#### [What the task requires]
Can you carry the passage on Shakespeare's income and wealth forward, writing the part that follows its last sentence?

Quite how well off Shakespeare became in these years is impossible to say. Most of his income came from his share of ownership of the theatrical company. From the plays themselves he would have earned comparatively little-about £6 was the going rate for a finished script in Shakespeare’s day, rising perhaps to £10 for a work of the first rank. Ben Jonson in a lifetime earned less than £200 from his plays, and Shakespeare wouldn’t have made a great deal more.

Various informed estimates suggest that his earnings in his peak years were not less than £ 200 a year and may have been as much as £700. On balance Schoenbaum thinks the lower figure more likely to be correct, and Shakespeare wouldn’t always have achieved that. In plague years, when the theaters were closed, all theatrical earnings were bound to have been much reduced.

Still, there is no question that he was by his early thirties a respectably prosperous citizen-though we gain a little perspective on Shakespeare’s wealth when we compare his £200 to £ 700 a year with the £3,300 that the courtier James Hay could spend on a single banquet or the £190,000 that the Earl of Suffolk lavished on his country home in Essex, Audley End, or the £ 600,000 in booty Sir Francis Drake brought home from just one productive sea venture in 1580. Shakespeare was well off but scarcely a titan of finance. And it appears that no matter how prosperous he got, he never stopped being tightfisted. In the same year that he bought New Place, he was found guilty in London of defaulting on a tax payment of 5 shillings; the following year he defaulted again.

Though it isn’t possible to say how much time he spent in Stratford in these years, it is certain that he became a presence in the town as an investor and occasional litigant. And it is apparent that he was known by his neighbors as a man of substance. In October 1598 Richard Quiney of Stratford (whose son would eventually marry one of Shakespeare’s daughters) wrote to Shakespeare asking for a loan of £30-roughly £ 15,000 in today’s money, so no small sum. In the event, it appears Quiney had second thoughts or was somehow deflected from his course, for the letter seems never to have been sent. It was found among his papers at his death.

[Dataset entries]
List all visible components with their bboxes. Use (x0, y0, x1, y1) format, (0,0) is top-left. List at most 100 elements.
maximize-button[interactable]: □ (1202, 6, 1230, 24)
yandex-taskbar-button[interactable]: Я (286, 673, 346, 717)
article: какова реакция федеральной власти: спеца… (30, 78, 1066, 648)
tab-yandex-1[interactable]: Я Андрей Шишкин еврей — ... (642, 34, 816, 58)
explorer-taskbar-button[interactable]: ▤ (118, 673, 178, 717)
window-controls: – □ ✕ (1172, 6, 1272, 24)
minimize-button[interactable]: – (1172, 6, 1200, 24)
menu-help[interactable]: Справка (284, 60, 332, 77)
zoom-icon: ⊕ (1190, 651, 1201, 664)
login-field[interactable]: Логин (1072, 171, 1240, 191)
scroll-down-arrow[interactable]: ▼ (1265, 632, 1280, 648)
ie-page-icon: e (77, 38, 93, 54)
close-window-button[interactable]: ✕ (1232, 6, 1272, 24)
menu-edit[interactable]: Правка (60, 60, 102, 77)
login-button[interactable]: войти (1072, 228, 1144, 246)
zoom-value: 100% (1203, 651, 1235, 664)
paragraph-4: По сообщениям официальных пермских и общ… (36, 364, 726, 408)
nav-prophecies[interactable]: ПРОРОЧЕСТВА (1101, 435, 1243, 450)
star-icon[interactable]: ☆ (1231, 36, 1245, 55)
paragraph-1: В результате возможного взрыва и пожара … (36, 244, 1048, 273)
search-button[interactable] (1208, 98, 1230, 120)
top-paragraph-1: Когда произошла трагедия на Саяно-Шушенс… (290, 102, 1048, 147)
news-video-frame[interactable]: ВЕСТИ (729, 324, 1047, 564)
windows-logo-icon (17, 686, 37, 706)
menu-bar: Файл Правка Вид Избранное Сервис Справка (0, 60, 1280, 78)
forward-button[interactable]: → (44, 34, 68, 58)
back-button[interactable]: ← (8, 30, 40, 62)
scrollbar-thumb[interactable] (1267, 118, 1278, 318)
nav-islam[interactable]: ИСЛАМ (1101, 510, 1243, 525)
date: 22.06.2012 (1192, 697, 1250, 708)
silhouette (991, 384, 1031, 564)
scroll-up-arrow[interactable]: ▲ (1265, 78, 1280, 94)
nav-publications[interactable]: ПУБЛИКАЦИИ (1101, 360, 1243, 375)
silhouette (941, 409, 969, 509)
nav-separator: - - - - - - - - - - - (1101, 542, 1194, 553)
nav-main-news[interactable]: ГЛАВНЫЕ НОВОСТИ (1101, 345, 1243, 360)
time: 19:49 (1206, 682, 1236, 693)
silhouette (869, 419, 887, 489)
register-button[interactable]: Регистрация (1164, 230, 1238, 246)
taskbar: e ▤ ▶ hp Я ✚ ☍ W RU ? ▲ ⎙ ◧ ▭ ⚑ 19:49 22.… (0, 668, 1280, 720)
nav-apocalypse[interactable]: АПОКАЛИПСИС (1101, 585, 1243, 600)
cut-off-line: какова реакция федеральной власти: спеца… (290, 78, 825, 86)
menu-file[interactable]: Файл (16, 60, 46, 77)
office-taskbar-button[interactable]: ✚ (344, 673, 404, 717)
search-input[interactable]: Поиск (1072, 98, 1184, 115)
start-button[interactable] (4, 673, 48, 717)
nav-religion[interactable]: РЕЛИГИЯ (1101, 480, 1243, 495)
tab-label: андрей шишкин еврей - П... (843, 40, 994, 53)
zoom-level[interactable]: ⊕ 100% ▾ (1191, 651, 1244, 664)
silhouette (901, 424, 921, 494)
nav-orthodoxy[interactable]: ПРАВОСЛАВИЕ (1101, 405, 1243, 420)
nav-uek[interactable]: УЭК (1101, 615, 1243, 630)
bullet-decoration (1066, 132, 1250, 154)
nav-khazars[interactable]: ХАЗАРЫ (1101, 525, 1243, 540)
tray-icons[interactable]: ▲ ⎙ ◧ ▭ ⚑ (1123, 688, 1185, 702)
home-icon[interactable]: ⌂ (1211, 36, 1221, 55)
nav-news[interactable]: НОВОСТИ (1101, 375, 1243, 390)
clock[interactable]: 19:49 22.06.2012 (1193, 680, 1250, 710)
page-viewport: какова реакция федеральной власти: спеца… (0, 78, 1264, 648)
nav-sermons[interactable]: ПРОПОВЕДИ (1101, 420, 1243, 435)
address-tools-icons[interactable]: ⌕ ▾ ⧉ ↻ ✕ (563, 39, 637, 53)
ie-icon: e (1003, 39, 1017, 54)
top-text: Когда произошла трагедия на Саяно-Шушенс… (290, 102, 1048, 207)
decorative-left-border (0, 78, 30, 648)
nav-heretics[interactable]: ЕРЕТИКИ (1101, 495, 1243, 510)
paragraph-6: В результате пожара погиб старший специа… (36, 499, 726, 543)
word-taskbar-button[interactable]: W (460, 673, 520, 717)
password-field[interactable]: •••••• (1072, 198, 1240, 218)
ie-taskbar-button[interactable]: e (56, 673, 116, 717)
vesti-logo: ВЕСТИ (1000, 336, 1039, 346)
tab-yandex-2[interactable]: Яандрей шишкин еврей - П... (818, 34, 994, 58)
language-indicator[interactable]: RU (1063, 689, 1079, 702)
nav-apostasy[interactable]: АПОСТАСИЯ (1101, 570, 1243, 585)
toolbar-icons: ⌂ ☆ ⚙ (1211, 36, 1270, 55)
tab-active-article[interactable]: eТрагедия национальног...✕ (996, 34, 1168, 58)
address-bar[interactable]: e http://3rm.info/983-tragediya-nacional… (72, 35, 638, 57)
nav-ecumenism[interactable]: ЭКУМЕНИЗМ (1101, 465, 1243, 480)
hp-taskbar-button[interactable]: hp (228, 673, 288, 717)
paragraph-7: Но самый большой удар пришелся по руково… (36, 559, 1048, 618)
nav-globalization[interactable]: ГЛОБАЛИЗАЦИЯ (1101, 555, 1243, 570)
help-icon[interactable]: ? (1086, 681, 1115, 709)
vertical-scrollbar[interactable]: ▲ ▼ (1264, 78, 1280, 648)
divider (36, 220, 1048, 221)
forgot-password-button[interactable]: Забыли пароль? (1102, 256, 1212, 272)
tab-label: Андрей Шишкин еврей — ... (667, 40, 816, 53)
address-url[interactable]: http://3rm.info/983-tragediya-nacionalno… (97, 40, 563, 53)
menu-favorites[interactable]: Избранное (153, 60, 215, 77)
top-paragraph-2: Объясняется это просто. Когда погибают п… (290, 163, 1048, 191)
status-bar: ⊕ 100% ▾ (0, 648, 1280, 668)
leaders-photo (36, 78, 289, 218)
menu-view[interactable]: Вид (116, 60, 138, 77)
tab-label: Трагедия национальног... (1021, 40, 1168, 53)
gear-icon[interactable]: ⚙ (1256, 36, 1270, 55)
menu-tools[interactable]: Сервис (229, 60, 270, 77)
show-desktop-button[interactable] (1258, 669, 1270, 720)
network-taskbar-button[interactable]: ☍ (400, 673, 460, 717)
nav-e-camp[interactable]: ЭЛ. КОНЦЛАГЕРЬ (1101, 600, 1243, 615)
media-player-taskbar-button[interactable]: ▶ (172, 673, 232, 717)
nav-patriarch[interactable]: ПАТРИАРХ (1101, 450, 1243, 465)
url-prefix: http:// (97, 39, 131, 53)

#### [Exercise result]
Rather oddly, this period when Shakespeare was displaying wealth in an unusually debonair manner coincided with what must have been a financially uncertain period for the Lord Chamberlain’s Men. In January 1597 James Burbage, their guiding light and most senior figure, died at the age of sixty-seven, just as the company’s lease on the Theatre was about to expire. Burbage had recently invested a great deal of money-£1,000 at least-in purchasing and refurbishing the old Blackfriars Monastery in the City with the intention of turning it into a theater. Unfortunately the residents of the neighborhood had successfully petitioned to stop his plan.

James Burbage’s son Cuthbert pursued negotiations to renew the Theatre’s lease-normally a straightforward process-but the landlord proved difficult and strangely evasive. The likelihood is that he had other plans for the site and the building that stood upon it. After a year of getting nowhere with him, the men of the company decided to take action.

On the night of December 28, 1598, the Lord Chamberlain’s Men, aided by a dozen or so workmen, secretly began to dismantle the Theatre and conveyed it across the frozen Thames, where it was reerected overnight, according to legend. In fact (and not surprisingly) it took considerably more than a single night, though exactly how long is a matter of persistent dispute. The contract for the construction of the rival Fortune Theatre indicates a building time of six months, suggesting that the new theater is unlikely to have been ready before summer at the earliest (just the time when the London theatrical season came to an end).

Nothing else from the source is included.